Poursuivez le texte sur le refus des incinérateurs à la suite de sa dernière phrase.

EXTRAIT DE PAGE
● ● ● ● ● ● ●

Comme c'est bizarre: personne n'aime l'idée de vivre près d'un incinérateur. Quand la population est consultée, elle s'exprime contre les projets, en des pourcentages bien supérieurs à ceux obtenus par Chirac en 2002. Par exemple, le 15 janvier 2006, l'incinérateur de Fos-sur-Mer a recueilli 97,8 % des voix contre lui lors du référendum local (cela n'a d'ailleurs pas empêché le chantier de commencer quelques mois plus tard).
Du coup, comme le reconnaît l'Ademe, l'agence gouvernementale spécialisée dans l'énergie, «les projets d'incinérateurs sont le plus souvent décidés sans concertation avec les populations et les associations locales ». Les maires le savent bien, l'incinérateur, personne n'en veut, c'est une patate chaude qu'on se refile de commune en commune.
Comme l'a précisé en mars dernier un autre rapport commandé par le ministère de l'Ecologie: «Compte tenu des prochaines échéances électorales, et notamment des élections municipales de 2008, le marché français de la construction d'incinérateurs ne devrait offrir à court terme aucune opportunité de commande. » Qu'en termes choisis ces choses-là sont dites...

● ● ● ● ● ● ●

DONNÉES FOURNIES

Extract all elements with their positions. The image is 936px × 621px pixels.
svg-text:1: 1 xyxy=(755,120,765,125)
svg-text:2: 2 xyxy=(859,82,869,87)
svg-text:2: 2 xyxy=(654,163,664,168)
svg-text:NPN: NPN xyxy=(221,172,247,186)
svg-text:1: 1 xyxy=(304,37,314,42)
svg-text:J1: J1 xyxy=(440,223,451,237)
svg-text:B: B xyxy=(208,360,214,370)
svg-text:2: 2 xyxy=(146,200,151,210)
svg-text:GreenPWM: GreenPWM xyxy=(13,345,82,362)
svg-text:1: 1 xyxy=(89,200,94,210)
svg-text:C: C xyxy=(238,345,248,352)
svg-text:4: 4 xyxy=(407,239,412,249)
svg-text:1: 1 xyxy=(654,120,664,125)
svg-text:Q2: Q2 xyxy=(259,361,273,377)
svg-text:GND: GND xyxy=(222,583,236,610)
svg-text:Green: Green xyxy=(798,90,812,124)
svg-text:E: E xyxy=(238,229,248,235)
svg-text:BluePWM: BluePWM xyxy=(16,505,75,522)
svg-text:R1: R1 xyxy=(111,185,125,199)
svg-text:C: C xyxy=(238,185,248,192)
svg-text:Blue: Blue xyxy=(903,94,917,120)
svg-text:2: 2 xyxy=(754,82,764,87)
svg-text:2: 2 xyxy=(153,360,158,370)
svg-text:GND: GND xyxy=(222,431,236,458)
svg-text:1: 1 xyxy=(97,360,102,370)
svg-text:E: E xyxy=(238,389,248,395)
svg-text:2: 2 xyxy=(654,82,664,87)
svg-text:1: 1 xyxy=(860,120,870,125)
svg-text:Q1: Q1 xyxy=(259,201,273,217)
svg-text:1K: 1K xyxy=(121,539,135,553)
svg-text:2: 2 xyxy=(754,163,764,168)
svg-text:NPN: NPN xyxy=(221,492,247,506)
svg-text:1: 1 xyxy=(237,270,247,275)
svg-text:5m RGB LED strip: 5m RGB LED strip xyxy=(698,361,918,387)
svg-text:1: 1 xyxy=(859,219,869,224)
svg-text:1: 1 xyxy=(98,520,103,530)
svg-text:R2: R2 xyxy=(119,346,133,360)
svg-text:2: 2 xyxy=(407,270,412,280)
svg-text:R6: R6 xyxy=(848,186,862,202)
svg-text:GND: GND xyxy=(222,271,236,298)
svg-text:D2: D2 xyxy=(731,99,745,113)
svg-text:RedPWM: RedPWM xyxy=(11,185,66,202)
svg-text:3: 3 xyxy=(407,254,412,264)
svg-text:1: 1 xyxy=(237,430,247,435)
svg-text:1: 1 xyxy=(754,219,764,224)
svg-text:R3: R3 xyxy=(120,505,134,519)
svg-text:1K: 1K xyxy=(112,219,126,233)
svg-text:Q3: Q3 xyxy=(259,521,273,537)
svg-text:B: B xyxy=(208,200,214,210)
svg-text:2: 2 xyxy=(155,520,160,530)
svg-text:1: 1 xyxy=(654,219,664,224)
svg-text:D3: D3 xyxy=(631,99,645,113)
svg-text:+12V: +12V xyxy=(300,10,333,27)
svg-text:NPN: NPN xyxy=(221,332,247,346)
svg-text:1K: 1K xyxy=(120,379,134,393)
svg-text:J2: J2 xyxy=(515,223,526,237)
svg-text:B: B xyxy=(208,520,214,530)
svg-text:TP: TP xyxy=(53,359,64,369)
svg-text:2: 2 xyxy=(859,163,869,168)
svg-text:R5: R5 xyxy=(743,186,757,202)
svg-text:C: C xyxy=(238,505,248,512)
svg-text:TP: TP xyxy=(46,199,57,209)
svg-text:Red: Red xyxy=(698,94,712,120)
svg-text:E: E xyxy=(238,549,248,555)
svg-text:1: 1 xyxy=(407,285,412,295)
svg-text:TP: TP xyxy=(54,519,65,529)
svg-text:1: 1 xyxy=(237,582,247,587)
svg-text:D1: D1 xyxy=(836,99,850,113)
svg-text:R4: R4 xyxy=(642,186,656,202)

● ● ● ● ● ● ●

RÉPONSE
• Argent
Sans compter que ce n'est pas donné, les machines à fabriquer des cendres ! Il faut entre 150 et 300 millions d'euros au bas mot. Ce qui aiguise de multiples appétits... « Cela représente souvent l'investissement le plus élevé des collectivités locales, note Daniel Richard, président du WWF France. Il serait intéressant de connaître de façon limpide comment les marchés sont attribués. » Et de réclamer la mise en place d'une commission d'enquête parlementaire sur la question : on peut rêver...
Les exploitants, eux (il y en a trois qui se partagent le marché : Suez, Veolia et Tiru), rêvent d'une astuce extrêmement juteuse : ils voudraient faire reconnaître les incinérateurs comme un moyen de valoriser et non d'éliminer les déchets. Ainsi l'électricité produite par les matières brûlées serait considérée comme une énergie verte... et EDF aurait l'obligation de la racheter avec un tarif préférentiel !

Devinette
Des écolos qui veulent un moratoire et du trio de géants (Suez, Veolia et Tiru) que cette proposition horrifie, qui va l'emporter au Grenelle ?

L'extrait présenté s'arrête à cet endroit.